# START OF Recorded information

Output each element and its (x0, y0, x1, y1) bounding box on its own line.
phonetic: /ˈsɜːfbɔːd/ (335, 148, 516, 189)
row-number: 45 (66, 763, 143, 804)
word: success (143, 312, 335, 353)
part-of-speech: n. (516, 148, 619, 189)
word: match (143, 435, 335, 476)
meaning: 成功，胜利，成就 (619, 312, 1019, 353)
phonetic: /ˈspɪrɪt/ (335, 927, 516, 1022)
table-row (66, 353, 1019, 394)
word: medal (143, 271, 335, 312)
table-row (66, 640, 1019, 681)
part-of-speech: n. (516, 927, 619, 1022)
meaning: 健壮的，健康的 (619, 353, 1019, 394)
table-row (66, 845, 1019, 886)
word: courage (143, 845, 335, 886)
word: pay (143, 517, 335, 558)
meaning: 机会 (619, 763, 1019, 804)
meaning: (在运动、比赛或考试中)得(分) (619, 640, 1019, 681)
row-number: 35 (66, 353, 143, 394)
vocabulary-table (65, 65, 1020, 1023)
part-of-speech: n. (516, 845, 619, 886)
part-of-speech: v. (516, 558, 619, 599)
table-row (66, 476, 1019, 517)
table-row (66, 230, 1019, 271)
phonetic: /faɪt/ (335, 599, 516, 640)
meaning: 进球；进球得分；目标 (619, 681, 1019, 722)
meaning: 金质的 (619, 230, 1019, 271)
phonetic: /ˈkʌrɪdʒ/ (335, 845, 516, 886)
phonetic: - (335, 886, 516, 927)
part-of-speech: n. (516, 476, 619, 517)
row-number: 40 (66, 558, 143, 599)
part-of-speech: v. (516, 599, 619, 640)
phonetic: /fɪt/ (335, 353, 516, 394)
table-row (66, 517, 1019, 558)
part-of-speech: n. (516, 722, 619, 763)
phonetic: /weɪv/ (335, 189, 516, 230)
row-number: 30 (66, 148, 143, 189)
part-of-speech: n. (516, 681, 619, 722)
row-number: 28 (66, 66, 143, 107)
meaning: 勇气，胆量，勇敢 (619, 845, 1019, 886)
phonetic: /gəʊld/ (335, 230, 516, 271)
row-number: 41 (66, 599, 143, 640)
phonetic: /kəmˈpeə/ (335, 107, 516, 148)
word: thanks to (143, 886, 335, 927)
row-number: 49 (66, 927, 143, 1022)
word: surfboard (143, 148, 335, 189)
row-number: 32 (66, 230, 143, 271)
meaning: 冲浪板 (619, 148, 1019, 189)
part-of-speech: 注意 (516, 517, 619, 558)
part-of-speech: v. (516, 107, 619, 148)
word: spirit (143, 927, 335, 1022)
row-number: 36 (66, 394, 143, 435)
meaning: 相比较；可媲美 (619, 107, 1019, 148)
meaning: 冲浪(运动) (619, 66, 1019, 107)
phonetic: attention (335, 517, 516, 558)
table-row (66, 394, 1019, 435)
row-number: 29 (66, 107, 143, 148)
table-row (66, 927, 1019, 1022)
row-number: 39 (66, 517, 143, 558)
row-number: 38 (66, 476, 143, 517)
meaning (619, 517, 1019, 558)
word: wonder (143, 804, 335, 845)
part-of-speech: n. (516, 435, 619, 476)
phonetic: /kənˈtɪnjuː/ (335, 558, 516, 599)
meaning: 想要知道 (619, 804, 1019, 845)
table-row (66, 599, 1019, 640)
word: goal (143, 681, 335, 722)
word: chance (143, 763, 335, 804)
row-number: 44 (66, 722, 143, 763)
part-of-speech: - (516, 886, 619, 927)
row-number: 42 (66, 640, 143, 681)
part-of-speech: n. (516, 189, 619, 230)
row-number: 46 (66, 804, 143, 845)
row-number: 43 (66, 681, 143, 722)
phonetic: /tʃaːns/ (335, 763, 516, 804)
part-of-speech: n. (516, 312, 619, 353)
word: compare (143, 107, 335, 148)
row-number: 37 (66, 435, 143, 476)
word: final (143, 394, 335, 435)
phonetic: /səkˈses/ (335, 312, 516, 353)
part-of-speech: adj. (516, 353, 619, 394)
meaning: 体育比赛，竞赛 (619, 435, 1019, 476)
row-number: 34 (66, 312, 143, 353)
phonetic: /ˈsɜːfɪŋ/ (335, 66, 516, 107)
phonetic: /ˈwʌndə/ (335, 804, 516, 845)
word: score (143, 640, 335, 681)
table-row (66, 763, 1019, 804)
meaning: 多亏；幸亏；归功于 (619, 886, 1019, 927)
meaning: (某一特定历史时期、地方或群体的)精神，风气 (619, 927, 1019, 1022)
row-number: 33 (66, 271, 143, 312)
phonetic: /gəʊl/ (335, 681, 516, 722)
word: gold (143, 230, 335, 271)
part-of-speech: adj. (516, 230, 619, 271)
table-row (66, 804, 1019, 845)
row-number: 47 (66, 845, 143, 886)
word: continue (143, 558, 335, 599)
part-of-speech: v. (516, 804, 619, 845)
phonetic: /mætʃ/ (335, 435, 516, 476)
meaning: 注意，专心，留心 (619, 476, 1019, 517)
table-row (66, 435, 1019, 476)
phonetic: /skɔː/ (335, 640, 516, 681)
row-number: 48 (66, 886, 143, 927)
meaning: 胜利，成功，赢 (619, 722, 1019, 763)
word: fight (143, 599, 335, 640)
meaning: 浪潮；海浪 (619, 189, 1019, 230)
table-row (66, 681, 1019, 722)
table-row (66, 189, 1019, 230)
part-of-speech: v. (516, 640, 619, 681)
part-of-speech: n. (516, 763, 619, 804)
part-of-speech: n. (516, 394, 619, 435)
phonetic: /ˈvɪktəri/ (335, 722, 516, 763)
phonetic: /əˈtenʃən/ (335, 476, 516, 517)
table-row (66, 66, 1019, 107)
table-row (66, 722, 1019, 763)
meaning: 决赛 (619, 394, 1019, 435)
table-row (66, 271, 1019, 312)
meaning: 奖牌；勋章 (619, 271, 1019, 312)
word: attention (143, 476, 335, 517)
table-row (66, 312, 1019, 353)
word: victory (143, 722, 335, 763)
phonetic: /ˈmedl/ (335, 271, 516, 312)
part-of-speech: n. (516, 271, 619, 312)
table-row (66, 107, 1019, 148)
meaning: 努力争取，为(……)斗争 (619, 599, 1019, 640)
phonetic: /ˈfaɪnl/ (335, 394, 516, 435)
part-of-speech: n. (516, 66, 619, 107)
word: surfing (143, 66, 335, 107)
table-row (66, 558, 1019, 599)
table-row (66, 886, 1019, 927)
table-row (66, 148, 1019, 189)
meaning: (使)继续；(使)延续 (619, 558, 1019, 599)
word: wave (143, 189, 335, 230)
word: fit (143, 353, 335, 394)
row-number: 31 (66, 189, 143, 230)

# END OF Recorded information

**Task details**
Present every line of the items above as a numbered list, leaving out any blank lines.

**Task response**
1. Output each element and its (x0, y0, x1, y1) bounding box on its own line.
2. phonetic: /ˈsɜːfbɔːd/ (335, 148, 516, 189)
3. row-number: 45 (66, 763, 143, 804)
4. word: success (143, 312, 335, 353)
5. part-of-speech: n. (516, 148, 619, 189)
6. word: match (143, 435, 335, 476)
7. meaning: 成功，胜利，成就 (619, 312, 1019, 353)
8. phonetic: /ˈspɪrɪt/ (335, 927, 516, 1022)
9. table-row (66, 353, 1019, 394)
10. word: medal (143, 271, 335, 312)
11. table-row (66, 640, 1019, 681)
12. part-of-speech: n. (516, 927, 619, 1022)
13. meaning: 健壮的，健康的 (619, 353, 1019, 394)
14. table-row (66, 845, 1019, 886)
15. word: courage (143, 845, 335, 886)
16. word: pay (143, 517, 335, 558)
17. meaning: 机会 (619, 763, 1019, 804)
18. meaning: (在运动、比赛或考试中)得(分) (619, 640, 1019, 681)
19. row-number: 35 (66, 353, 143, 394)
20. vocabulary-table (65, 65, 1020, 1023)
21. part-of-speech: n. (516, 845, 619, 886)
22. part-of-speech: v. (516, 558, 619, 599)
23. table-row (66, 476, 1019, 517)
24. table-row (66, 230, 1019, 271)
25. phonetic: /faɪt/ (335, 599, 516, 640)
26. meaning: 进球；进球得分；目标 (619, 681, 1019, 722)
27. meaning: 金质的 (619, 230, 1019, 271)
28. phonetic: /ˈkʌrɪdʒ/ (335, 845, 516, 886)
29. phonetic: - (335, 886, 516, 927)
30. part-of-speech: n. (516, 476, 619, 517)
31. row-number: 40 (66, 558, 143, 599)
32. part-of-speech: v. (516, 599, 619, 640)
33. phonetic: /fɪt/ (335, 353, 516, 394)
34. table-row (66, 517, 1019, 558)
35. part-of-speech: n. (516, 722, 619, 763)
36. phonetic: /weɪv/ (335, 189, 516, 230)
37. row-number: 30 (66, 148, 143, 189)
38. part-of-speech: n. (516, 681, 619, 722)
39. row-number: 28 (66, 66, 143, 107)
40. meaning: 勇气，胆量，勇敢 (619, 845, 1019, 886)
41. phonetic: /gəʊld/ (335, 230, 516, 271)
42. row-number: 41 (66, 599, 143, 640)
43. phonetic: /kəmˈpeə/ (335, 107, 516, 148)
44. word: thanks to (143, 886, 335, 927)
45. row-number: 49 (66, 927, 143, 1022)
46. word: surfboard (143, 148, 335, 189)
47. row-number: 32 (66, 230, 143, 271)
48. meaning: 冲浪板 (619, 148, 1019, 189)
49. part-of-speech: 注意 (516, 517, 619, 558)
50. part-of-speech: v. (516, 107, 619, 148)
51. word: spirit (143, 927, 335, 1022)
52. row-number: 36 (66, 394, 143, 435)
53. meaning: 相比较；可媲美 (619, 107, 1019, 148)
54. meaning: 冲浪(运动) (619, 66, 1019, 107)
55. phonetic: attention (335, 517, 516, 558)
56. table-row (66, 394, 1019, 435)
57. row-number: 29 (66, 107, 143, 148)
58. table-row (66, 927, 1019, 1022)
59. row-number: 39 (66, 517, 143, 558)
60. row-number: 38 (66, 476, 143, 517)
61. meaning (619, 517, 1019, 558)
62. word: wonder (143, 804, 335, 845)
63. part-of-speech: n. (516, 435, 619, 476)
64. phonetic: /kənˈtɪnjuː/ (335, 558, 516, 599)
65. meaning: 想要知道 (619, 804, 1019, 845)
66. table-row (66, 599, 1019, 640)
67. word: goal (143, 681, 335, 722)
68. word: chance (143, 763, 335, 804)
69. row-number: 44 (66, 722, 143, 763)
70. part-of-speech: - (516, 886, 619, 927)
71. row-number: 42 (66, 640, 143, 681)
72. part-of-speech: n. (516, 189, 619, 230)
73. row-number: 46 (66, 804, 143, 845)
74. row-number: 43 (66, 681, 143, 722)
75. phonetic: /tʃaːns/ (335, 763, 516, 804)
76. part-of-speech: n. (516, 312, 619, 353)
77. word: compare (143, 107, 335, 148)
78. row-number: 37 (66, 435, 143, 476)
79. word: final (143, 394, 335, 435)
80. phonetic: /səkˈses/ (335, 312, 516, 353)
81. part-of-speech: adj. (516, 353, 619, 394)
82. meaning: 体育比赛，竞赛 (619, 435, 1019, 476)
83. row-number: 34 (66, 312, 143, 353)
84. phonetic: /ˈsɜːfɪŋ/ (335, 66, 516, 107)
85. phonetic: /ˈwʌndə/ (335, 804, 516, 845)
86. word: score (143, 640, 335, 681)
87. table-row (66, 763, 1019, 804)
88. meaning: 多亏；幸亏；归功于 (619, 886, 1019, 927)
89. meaning: (某一特定历史时期、地方或群体的)精神，风气 (619, 927, 1019, 1022)
90. row-number: 33 (66, 271, 143, 312)
91. phonetic: /gəʊl/ (335, 681, 516, 722)
92. word: gold (143, 230, 335, 271)
93. part-of-speech: adj. (516, 230, 619, 271)
94. table-row (66, 804, 1019, 845)
95. row-number: 47 (66, 845, 143, 886)
96. word: continue (143, 558, 335, 599)
97. part-of-speech: v. (516, 804, 619, 845)
98. phonetic: /mætʃ/ (335, 435, 516, 476)
99. meaning: 注意，专心，留心 (619, 476, 1019, 517)
100. table-row (66, 435, 1019, 476)
101. phonetic: /skɔː/ (335, 640, 516, 681)
102. row-number: 48 (66, 886, 143, 927)
103. meaning: 胜利，成功，赢 (619, 722, 1019, 763)
104. word: fight (143, 599, 335, 640)
105. meaning: 浪潮；海浪 (619, 189, 1019, 230)
106. table-row (66, 681, 1019, 722)
107. table-row (66, 189, 1019, 230)
108. part-of-speech: v. (516, 640, 619, 681)
109. part-of-speech: n. (516, 763, 619, 804)
110. part-of-speech: n. (516, 394, 619, 435)
111. phonetic: /ˈvɪktəri/ (335, 722, 516, 763)
112. phonetic: /əˈtenʃən/ (335, 476, 516, 517)
113. table-row (66, 66, 1019, 107)
114. table-row (66, 722, 1019, 763)
115. meaning: 决赛 (619, 394, 1019, 435)
116. table-row (66, 271, 1019, 312)
117. meaning: 奖牌；勋章 (619, 271, 1019, 312)
118. word: attention (143, 476, 335, 517)
119. table-row (66, 312, 1019, 353)
120. word: victory (143, 722, 335, 763)
121. phonetic: /ˈmedl/ (335, 271, 516, 312)
122. part-of-speech: n. (516, 271, 619, 312)
123. table-row (66, 107, 1019, 148)
124. meaning: 努力争取，为(……)斗争 (619, 599, 1019, 640)
125. phonetic: /ˈfaɪnl/ (335, 394, 516, 435)
126. part-of-speech: n. (516, 66, 619, 107)
127. word: surfing (143, 66, 335, 107)
128. table-row (66, 558, 1019, 599)
129. table-row (66, 886, 1019, 927)
130. table-row (66, 148, 1019, 189)
131. meaning: (使)继续；(使)延续 (619, 558, 1019, 599)
132. word: wave (143, 189, 335, 230)
133. word: fit (143, 353, 335, 394)
134. row-number: 31 (66, 189, 143, 230)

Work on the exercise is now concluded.